Requirements:
Using the listing below, report all lines holding the word "passageiros".

=== Record set ===

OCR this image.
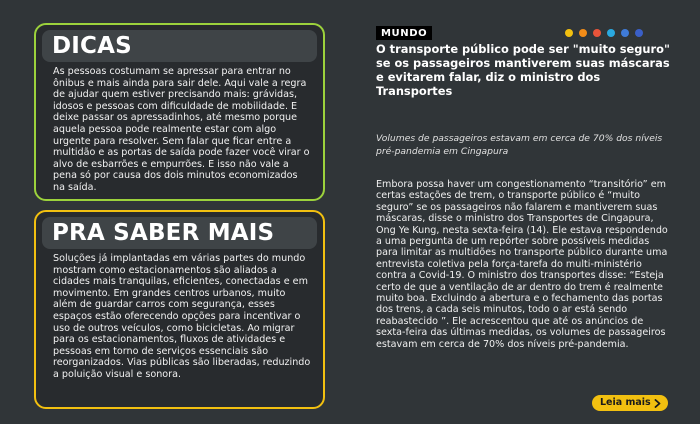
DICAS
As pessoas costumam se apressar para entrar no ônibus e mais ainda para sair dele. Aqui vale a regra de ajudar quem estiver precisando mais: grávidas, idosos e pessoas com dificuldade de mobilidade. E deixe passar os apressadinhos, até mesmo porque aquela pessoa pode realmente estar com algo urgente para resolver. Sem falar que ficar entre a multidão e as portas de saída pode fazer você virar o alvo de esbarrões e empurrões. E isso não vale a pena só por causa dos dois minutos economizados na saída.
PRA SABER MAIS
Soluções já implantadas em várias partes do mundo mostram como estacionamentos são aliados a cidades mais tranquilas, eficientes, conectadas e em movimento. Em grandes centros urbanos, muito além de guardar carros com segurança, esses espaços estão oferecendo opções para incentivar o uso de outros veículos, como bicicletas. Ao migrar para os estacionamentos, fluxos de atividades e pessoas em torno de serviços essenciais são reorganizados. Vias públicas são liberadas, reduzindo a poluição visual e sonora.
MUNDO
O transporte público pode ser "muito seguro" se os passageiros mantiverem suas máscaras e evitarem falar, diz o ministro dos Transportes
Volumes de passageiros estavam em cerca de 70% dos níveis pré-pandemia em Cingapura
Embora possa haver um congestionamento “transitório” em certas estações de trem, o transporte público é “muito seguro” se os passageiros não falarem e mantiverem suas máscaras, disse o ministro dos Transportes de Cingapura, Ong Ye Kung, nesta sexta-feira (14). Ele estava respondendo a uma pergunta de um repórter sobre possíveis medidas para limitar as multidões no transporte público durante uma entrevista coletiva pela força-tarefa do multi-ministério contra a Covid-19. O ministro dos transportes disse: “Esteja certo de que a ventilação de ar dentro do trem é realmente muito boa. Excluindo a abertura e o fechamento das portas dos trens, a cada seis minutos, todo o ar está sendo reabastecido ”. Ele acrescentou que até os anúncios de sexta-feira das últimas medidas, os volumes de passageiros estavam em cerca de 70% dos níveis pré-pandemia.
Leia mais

===
=== Record set ===

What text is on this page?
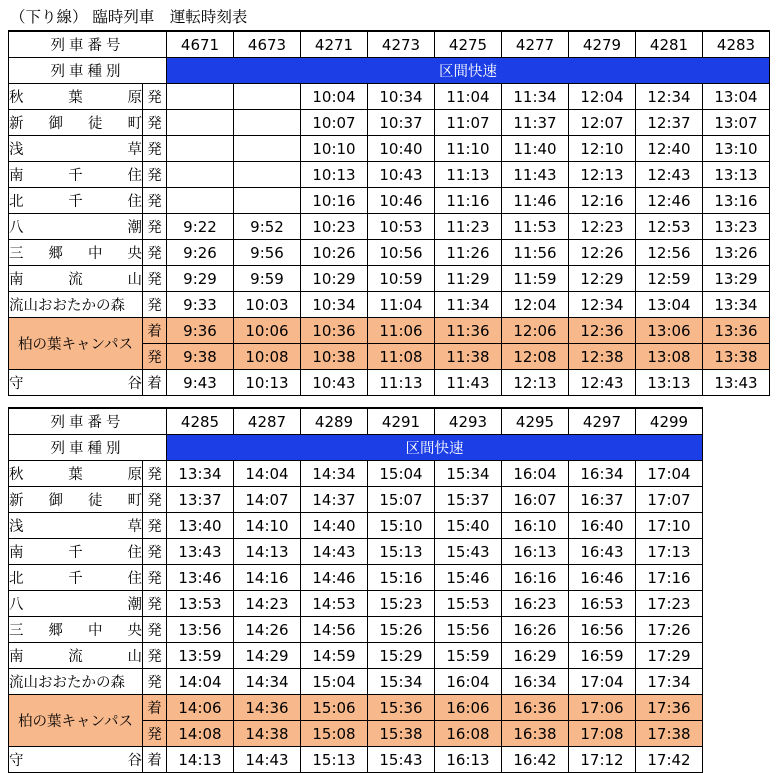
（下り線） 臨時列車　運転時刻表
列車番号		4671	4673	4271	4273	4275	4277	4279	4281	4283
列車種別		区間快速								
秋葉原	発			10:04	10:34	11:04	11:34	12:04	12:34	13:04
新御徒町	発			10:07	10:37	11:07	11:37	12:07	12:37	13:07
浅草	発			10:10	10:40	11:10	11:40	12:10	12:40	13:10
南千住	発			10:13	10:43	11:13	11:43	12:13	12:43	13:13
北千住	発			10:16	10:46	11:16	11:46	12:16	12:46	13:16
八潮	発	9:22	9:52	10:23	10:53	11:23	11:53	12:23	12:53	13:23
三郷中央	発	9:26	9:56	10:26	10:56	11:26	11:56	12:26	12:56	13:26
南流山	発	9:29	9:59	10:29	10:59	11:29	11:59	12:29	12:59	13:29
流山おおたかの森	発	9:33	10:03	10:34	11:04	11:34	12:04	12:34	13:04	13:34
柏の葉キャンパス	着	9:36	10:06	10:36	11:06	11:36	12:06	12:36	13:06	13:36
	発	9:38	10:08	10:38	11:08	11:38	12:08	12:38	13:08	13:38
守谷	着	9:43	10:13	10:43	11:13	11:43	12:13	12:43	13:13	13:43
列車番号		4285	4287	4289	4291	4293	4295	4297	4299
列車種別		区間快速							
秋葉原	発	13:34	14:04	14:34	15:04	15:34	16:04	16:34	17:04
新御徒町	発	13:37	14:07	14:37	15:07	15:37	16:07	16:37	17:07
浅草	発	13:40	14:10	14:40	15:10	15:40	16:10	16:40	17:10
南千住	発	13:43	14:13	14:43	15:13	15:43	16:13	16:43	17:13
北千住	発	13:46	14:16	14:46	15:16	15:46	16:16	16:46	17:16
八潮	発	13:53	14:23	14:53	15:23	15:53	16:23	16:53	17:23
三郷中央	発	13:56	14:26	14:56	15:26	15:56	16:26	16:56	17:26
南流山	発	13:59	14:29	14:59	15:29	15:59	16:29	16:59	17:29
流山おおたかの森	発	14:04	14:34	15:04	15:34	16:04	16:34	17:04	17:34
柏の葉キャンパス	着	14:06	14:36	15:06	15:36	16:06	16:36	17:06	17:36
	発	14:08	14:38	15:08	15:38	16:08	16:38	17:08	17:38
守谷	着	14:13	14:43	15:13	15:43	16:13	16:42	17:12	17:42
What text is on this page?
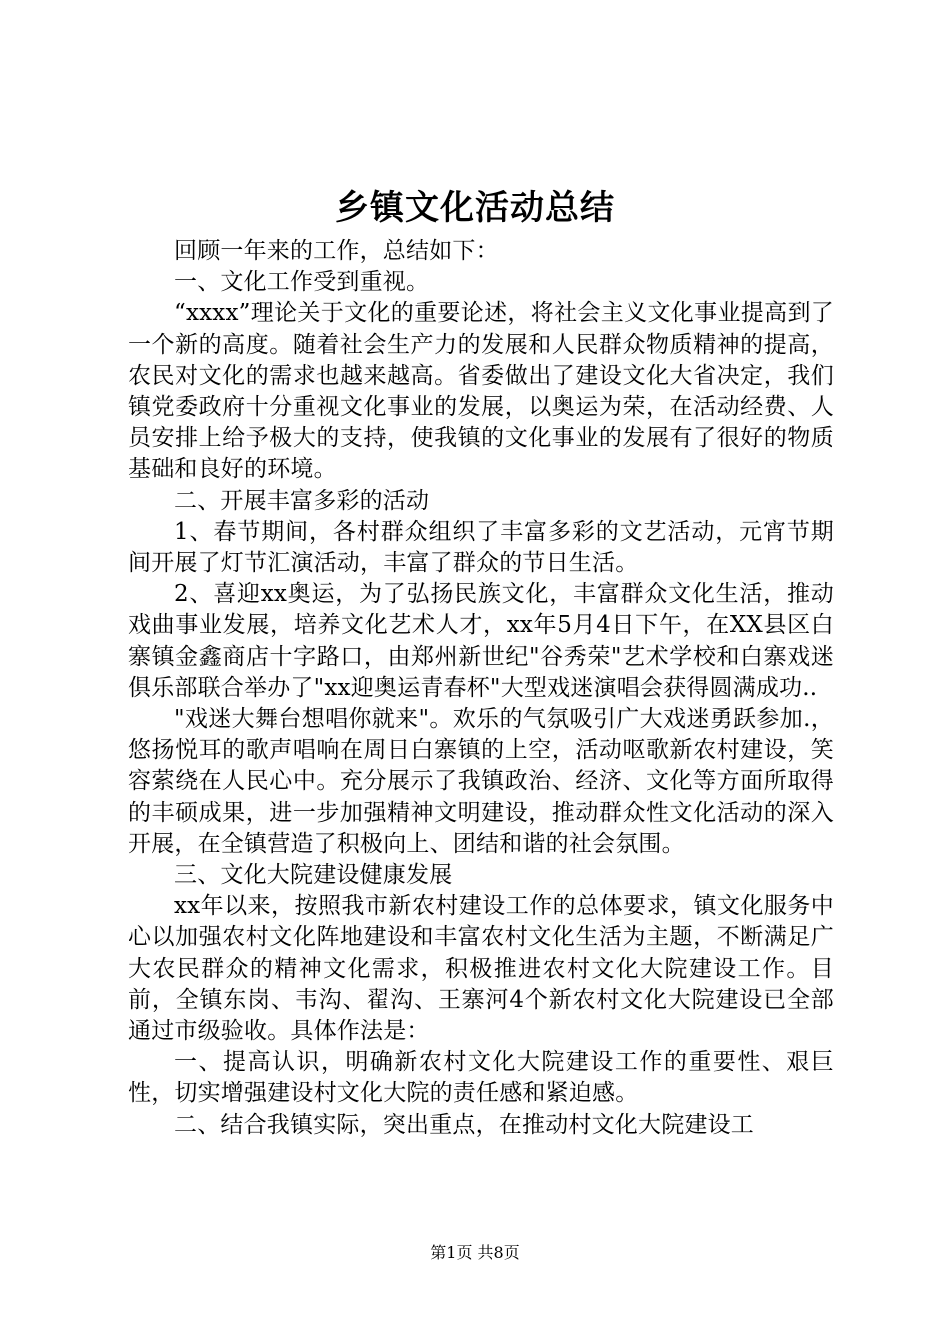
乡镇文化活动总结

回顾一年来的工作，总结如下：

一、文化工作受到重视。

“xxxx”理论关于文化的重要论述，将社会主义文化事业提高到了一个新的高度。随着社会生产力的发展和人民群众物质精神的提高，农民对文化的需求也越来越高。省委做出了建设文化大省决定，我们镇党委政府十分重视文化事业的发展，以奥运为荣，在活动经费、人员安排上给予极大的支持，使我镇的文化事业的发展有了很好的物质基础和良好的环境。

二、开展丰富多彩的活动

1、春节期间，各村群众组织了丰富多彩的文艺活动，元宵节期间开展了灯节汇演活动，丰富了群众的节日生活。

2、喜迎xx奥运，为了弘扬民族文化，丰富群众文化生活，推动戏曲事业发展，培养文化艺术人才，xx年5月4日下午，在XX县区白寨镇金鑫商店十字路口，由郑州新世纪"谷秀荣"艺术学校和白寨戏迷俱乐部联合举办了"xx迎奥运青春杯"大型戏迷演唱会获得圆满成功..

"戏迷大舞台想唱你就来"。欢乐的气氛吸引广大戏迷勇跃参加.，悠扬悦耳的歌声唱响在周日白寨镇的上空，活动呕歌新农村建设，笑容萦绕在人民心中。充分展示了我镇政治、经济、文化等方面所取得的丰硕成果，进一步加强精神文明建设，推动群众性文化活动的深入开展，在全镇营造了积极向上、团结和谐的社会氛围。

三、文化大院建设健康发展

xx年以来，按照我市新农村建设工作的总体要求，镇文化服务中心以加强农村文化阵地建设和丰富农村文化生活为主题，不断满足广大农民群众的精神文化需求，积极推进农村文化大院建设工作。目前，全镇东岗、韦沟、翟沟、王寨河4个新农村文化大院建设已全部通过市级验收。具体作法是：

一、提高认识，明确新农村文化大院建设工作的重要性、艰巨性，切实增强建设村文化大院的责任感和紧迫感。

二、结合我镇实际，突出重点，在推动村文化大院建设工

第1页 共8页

===
=== Record set ===

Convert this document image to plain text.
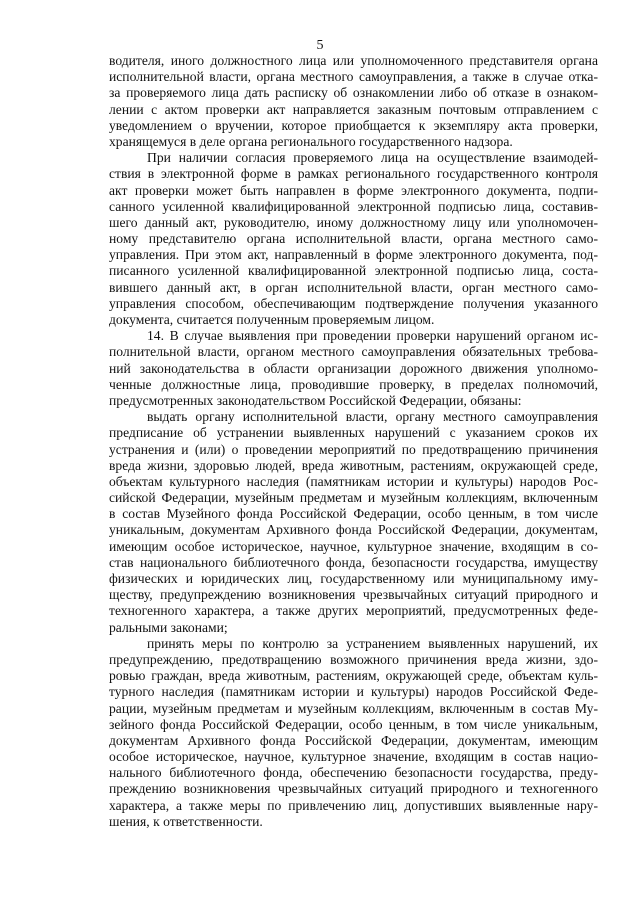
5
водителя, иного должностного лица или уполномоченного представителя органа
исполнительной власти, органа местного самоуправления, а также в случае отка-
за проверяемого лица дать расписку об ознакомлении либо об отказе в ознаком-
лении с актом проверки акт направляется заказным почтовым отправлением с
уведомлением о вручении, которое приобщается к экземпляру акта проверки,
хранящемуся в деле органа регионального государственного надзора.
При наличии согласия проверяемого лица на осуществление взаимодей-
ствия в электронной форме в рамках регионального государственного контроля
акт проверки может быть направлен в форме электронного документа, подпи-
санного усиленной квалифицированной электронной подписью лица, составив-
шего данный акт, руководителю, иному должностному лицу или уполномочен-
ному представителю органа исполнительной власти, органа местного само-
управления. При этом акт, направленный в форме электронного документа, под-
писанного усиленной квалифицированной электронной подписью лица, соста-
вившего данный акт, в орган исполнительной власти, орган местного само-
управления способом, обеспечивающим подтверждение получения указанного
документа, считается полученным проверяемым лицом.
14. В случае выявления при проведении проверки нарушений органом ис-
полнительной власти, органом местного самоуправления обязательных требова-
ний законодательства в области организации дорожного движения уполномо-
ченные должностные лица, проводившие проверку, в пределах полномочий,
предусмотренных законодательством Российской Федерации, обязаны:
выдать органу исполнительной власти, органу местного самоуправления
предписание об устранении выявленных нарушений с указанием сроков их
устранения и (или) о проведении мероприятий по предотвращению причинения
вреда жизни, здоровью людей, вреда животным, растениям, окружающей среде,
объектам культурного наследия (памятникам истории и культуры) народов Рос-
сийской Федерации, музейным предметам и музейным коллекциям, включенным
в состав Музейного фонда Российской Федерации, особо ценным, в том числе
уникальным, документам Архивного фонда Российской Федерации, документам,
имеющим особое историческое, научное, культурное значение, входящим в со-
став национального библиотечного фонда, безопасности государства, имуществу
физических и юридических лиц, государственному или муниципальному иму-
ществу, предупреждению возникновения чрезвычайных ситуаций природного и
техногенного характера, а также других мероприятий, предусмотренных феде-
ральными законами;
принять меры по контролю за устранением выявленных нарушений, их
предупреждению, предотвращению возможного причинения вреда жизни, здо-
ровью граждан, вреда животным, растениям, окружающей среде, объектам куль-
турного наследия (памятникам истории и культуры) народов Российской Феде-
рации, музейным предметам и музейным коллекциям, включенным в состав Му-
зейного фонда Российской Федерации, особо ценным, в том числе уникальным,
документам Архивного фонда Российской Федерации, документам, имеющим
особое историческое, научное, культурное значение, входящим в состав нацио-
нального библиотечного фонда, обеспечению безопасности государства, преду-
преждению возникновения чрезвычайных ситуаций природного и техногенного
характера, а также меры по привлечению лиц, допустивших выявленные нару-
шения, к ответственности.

===

The reply:
O transporte público pode ser "muito seguro" se os passageiros mantiverem suas máscaras e evitarem falar, diz o ministro dos Transportes
Volumes de passageiros estavam em cerca de 70% dos níveis pré-pandemia em Cingapura
Embora possa haver um congestionamento “transitório” em certas estações de trem, o transporte público é “muito seguro” se os passageiros não falarem e mantiverem suas máscaras, disse o ministro dos Transportes de Cingapura, Ong Ye Kung, nesta sexta-feira (14). Ele estava respondendo a uma pergunta de um repórter sobre possíveis medidas para limitar as multidões no transporte público durante uma entrevista coletiva pela força-tarefa do multi-ministério contra a Covid-19. O ministro dos transportes disse: “Esteja certo de que a ventilação de ar dentro do trem é realmente muito boa. Excluindo a abertura e o fechamento das portas dos trens, a cada seis minutos, todo o ar está sendo reabastecido ”. Ele acrescentou que até os anúncios de sexta-feira das últimas medidas, os volumes de passageiros estavam em cerca de 70% dos níveis pré-pandemia.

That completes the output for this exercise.